* BEGIN Stored data *
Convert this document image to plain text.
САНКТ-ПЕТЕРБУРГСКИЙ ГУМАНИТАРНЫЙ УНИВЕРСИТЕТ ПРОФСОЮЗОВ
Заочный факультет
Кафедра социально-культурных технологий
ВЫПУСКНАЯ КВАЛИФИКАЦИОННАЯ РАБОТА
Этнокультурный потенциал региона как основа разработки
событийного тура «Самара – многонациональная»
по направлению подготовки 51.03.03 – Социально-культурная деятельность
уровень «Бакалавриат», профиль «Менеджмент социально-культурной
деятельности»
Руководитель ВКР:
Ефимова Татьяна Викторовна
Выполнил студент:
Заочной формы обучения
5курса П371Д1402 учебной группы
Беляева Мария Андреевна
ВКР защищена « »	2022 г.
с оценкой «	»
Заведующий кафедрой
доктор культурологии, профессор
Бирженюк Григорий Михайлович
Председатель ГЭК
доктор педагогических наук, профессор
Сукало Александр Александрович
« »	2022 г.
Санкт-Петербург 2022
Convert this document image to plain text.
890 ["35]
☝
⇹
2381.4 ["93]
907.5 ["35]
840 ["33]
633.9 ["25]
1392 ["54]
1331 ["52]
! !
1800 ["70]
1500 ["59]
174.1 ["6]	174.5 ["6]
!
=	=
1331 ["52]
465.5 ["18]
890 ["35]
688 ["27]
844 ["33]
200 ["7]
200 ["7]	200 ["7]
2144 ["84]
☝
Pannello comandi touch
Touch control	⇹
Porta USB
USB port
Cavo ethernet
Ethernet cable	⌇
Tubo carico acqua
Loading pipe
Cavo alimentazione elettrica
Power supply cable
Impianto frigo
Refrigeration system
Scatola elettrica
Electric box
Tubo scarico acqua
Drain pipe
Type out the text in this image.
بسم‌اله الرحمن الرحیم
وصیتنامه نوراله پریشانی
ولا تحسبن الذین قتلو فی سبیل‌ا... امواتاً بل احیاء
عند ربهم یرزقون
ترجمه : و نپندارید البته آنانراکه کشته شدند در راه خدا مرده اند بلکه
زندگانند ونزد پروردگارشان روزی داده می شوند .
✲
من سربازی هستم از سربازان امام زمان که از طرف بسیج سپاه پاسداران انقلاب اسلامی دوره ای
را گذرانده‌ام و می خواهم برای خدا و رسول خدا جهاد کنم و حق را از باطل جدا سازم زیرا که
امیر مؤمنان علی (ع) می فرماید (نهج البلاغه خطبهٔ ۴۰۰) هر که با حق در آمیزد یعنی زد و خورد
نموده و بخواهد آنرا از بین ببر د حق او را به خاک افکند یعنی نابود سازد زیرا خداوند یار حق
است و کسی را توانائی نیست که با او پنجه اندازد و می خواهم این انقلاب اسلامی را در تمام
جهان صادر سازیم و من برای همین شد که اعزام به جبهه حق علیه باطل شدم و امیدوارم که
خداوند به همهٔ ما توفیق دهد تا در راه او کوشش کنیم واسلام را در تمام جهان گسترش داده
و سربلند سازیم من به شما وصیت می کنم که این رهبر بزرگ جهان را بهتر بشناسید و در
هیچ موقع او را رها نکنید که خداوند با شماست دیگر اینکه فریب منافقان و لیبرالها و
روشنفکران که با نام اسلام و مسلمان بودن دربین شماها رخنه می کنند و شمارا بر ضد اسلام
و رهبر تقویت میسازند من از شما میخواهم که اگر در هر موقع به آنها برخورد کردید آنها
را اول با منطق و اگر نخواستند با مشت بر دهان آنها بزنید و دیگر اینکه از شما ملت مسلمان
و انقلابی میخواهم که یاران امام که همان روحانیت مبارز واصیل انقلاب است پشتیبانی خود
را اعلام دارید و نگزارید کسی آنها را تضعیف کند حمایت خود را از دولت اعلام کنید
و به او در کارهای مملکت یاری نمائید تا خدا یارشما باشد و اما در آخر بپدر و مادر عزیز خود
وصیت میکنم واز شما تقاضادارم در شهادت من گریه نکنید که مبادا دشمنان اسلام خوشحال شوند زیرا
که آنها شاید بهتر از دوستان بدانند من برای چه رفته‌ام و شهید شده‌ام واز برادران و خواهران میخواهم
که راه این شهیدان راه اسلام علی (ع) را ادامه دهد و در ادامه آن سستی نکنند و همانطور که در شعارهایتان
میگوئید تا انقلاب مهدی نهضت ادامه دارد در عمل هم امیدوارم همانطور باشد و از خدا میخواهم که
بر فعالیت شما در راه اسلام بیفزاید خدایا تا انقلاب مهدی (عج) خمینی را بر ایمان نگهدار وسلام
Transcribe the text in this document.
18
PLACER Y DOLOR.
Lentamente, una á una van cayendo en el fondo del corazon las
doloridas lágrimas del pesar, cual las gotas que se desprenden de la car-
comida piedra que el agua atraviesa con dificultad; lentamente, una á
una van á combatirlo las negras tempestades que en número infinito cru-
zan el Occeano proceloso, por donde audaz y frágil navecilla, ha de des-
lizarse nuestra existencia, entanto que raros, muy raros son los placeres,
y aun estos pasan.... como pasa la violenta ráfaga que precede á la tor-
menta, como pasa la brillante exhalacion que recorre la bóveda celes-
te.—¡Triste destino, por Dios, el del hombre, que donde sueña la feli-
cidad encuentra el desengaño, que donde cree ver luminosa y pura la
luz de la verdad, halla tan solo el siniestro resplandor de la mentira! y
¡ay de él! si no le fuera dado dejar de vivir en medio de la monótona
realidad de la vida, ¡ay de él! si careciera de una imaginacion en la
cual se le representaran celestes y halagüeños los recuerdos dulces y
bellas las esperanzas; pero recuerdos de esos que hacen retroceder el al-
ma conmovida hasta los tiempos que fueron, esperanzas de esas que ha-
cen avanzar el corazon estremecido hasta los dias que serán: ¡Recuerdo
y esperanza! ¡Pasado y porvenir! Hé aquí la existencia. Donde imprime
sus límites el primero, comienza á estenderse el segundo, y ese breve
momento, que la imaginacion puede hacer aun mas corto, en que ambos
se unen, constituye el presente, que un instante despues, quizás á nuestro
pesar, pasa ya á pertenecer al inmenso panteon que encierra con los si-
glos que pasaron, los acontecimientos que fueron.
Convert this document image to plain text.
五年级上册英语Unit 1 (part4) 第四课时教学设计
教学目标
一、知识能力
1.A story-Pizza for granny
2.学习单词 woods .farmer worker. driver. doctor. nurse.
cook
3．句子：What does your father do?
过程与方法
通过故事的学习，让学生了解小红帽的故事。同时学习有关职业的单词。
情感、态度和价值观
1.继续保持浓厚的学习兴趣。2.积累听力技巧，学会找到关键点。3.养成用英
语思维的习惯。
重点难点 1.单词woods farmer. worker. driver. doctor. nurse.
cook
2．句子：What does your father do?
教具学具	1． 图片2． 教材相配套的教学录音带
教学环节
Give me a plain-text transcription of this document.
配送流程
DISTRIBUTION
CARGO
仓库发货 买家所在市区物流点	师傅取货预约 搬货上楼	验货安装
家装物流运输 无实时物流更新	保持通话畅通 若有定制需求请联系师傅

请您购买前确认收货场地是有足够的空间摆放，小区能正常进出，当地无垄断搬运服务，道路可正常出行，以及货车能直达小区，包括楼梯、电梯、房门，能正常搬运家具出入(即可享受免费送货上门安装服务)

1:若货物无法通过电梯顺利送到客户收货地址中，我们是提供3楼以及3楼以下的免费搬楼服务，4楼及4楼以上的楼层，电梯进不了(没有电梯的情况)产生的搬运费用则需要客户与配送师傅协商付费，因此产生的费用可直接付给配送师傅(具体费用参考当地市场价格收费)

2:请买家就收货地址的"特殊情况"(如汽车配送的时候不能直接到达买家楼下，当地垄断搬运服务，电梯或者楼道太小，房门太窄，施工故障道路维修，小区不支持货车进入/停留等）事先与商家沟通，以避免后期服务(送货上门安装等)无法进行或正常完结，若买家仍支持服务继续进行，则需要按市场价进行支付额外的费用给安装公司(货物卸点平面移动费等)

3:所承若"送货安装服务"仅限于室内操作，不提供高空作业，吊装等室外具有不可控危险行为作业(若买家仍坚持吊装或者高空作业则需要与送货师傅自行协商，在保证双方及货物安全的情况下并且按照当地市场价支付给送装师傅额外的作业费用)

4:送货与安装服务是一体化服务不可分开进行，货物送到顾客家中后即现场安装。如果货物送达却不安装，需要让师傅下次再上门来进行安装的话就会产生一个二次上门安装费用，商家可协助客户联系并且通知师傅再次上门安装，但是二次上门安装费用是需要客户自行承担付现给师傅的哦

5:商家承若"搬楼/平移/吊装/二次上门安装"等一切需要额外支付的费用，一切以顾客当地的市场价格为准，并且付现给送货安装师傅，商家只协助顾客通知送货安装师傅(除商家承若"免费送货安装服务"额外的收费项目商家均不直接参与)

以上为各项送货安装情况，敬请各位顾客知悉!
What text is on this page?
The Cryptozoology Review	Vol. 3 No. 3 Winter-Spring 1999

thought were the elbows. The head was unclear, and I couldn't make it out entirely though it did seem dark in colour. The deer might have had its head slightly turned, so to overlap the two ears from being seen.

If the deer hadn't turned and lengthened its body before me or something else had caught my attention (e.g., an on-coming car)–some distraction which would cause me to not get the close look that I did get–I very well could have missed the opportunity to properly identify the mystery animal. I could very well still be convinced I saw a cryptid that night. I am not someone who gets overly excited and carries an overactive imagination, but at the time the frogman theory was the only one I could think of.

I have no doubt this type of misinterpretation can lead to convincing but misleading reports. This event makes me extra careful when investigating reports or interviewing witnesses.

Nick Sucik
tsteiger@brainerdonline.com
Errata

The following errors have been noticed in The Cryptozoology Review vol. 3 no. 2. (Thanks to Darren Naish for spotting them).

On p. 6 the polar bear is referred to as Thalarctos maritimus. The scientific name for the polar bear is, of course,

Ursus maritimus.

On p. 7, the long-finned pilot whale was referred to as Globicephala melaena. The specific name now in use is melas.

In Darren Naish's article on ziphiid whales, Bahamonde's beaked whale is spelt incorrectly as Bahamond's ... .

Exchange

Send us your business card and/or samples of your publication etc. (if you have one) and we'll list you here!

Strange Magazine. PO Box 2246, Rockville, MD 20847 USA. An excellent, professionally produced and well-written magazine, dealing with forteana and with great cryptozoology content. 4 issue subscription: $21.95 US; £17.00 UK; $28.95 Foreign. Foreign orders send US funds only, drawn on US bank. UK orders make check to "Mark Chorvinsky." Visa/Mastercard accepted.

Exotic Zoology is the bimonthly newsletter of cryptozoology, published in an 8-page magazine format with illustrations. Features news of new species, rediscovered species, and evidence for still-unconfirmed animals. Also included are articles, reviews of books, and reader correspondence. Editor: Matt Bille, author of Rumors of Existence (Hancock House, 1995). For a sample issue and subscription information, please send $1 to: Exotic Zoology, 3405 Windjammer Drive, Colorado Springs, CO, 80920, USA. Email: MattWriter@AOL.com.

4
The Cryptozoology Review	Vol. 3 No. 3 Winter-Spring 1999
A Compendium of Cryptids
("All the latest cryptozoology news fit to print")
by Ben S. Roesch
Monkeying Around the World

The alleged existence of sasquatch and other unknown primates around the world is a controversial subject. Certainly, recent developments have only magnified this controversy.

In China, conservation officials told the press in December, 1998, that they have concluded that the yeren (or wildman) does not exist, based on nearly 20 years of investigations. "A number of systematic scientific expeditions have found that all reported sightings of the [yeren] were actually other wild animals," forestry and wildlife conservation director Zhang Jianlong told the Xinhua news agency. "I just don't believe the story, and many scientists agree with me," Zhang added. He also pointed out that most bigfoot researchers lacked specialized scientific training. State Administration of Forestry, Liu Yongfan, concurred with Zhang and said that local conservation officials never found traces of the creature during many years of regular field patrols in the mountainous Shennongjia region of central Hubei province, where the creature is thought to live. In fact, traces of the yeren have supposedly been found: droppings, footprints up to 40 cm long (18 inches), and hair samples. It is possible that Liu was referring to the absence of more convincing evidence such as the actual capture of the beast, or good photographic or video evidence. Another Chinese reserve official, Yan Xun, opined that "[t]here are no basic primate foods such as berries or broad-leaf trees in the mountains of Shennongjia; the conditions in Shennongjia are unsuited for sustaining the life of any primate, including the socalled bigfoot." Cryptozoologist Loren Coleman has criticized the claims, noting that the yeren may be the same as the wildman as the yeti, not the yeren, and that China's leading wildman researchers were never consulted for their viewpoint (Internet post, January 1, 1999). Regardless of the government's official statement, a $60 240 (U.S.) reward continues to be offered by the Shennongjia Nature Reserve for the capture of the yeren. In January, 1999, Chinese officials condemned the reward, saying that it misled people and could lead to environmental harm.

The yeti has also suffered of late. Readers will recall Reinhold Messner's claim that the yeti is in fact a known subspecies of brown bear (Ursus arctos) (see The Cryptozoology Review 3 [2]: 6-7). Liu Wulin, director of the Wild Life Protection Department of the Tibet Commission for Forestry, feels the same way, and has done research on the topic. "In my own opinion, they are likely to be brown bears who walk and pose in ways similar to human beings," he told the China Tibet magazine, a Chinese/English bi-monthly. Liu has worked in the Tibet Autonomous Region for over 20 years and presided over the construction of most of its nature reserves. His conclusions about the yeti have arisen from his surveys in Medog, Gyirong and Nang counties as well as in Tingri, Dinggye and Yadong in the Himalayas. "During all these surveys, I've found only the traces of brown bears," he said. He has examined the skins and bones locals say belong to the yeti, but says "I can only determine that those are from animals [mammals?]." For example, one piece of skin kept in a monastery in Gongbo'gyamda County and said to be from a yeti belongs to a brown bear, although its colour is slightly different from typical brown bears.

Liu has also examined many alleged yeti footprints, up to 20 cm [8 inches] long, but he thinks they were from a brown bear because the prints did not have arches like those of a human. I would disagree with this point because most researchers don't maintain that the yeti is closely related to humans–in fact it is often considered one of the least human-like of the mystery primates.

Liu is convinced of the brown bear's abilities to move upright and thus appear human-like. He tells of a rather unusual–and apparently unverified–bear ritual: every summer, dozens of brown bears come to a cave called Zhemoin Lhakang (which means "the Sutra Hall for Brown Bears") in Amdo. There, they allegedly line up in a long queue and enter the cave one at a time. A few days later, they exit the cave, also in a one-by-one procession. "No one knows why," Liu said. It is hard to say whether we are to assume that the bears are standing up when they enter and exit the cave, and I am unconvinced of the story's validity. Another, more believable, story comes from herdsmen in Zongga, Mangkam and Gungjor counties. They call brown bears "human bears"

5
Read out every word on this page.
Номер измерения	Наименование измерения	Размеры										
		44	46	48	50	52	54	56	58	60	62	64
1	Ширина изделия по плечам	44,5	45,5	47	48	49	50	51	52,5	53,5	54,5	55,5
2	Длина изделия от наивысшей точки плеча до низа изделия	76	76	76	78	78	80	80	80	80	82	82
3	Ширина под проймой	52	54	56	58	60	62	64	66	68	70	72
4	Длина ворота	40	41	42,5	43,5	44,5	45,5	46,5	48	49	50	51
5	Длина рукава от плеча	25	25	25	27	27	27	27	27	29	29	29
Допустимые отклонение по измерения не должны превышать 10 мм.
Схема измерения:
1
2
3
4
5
* END Stored data *
— What is needed —
Filter for "worker". Return all lines that hold it.

— Full response —
2.学习单词 woods .farmer worker. driver. doctor. nurse.
重点难点 1.单词woods farmer. worker. driver. doctor. nurse.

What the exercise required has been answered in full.